The listing below should be written out exactly; please include all of it.

================================

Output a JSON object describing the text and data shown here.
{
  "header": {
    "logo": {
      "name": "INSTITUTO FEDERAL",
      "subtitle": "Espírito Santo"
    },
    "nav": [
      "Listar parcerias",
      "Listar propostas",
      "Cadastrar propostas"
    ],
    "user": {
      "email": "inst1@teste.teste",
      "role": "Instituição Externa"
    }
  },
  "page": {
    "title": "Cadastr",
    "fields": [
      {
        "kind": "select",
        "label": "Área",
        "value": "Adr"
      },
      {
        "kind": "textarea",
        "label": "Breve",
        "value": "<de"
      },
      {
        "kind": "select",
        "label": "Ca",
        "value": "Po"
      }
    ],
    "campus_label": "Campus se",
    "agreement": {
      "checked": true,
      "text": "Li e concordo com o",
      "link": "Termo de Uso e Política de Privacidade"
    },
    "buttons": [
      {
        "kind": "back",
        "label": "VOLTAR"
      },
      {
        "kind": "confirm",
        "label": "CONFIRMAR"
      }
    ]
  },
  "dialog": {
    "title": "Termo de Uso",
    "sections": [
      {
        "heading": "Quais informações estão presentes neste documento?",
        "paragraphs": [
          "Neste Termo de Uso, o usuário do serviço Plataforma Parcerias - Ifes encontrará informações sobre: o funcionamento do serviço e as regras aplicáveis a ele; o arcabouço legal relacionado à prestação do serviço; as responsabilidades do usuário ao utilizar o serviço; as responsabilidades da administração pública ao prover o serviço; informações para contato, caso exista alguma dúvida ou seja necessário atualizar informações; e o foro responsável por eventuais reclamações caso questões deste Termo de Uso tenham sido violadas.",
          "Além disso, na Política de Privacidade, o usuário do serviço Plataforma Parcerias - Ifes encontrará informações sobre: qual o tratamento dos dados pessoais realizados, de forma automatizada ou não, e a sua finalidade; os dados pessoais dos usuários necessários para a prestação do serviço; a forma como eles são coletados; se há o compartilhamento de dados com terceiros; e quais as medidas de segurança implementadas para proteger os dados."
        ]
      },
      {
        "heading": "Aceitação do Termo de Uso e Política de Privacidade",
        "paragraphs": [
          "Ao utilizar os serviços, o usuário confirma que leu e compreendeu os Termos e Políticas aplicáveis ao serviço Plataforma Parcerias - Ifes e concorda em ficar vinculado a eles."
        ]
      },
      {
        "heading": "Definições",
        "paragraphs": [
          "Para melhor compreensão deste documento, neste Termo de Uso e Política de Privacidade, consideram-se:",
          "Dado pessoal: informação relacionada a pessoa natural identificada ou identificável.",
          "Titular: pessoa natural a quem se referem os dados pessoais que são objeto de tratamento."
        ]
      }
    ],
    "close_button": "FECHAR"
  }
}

================================

* **Result for this exercise**:
Output a JSON object describing the text and data shown here.
{
  "header": {
    "logo": {
      "name": "INSTITUTO FEDERAL",
      "subtitle": "Espírito Santo"
    },
    "nav": [
      "Listar parcerias",
      "Listar propostas",
      "Cadastrar propostas"
    ],
    "user": {
      "email": "inst1@teste.teste",
      "role": "Instituição Externa"
    }
  },
  "page": {
    "title": "Cadastr",
    "fields": [
      {
        "kind": "select",
        "label": "Área",
        "value": "Adr"
      },
      {
        "kind": "textarea",
        "label": "Breve",
        "value": "<de"
      },
      {
        "kind": "select",
        "label": "Ca",
        "value": "Po"
      }
    ],
    "campus_label": "Campus se",
    "agreement": {
      "checked": true,
      "text": "Li e concordo com o",
      "link": "Termo de Uso e Política de Privacidade"
    },
    "buttons": [
      {
        "kind": "back",
        "label": "VOLTAR"
      },
      {
        "kind": "confirm",
        "label": "CONFIRMAR"
      }
    ]
  },
  "dialog": {
    "title": "Termo de Uso",
    "sections": [
      {
        "heading": "Quais informações estão presentes neste documento?",
        "paragraphs": [
          "Neste Termo de Uso, o usuário do serviço Plataforma Parcerias - Ifes encontrará informações sobre: o funcionamento do serviço e as regras aplicáveis a ele; o arcabouço legal relacionado à prestação do serviço; as responsabilidades do usuário ao utilizar o serviço; as responsabilidades da administração pública ao prover o serviço; informações para contato, caso exista alguma dúvida ou seja necessário atualizar informações; e o foro responsável por eventuais reclamações caso questões deste Termo de Uso tenham sido violadas.",
          "Além disso, na Política de Privacidade, o usuário do serviço Plataforma Parcerias - Ifes encontrará informações sobre: qual o tratamento dos dados pessoais realizados, de forma automatizada ou não, e a sua finalidade; os dados pessoais dos usuários necessários para a prestação do serviço; a forma como eles são coletados; se há o compartilhamento de dados com terceiros; e quais as medidas de segurança implementadas para proteger os dados."
        ]
      },
      {
        "heading": "Aceitação do Termo de Uso e Política de Privacidade",
        "paragraphs": [
          "Ao utilizar os serviços, o usuário confirma que leu e compreendeu os Termos e Políticas aplicáveis ao serviço Plataforma Parcerias - Ifes e concorda em ficar vinculado a eles."
        ]
      },
      {
        "heading": "Definições",
        "paragraphs": [
          "Para melhor compreensão deste documento, neste Termo de Uso e Política de Privacidade, consideram-se:",
          "Dado pessoal: informação relacionada a pessoa natural identificada ou identificável.",
          "Titular: pessoa natural a quem se referem os dados pessoais que são objeto de tratamento."
        ]
      }
    ],
    "close_button": "FECHAR"
  }
}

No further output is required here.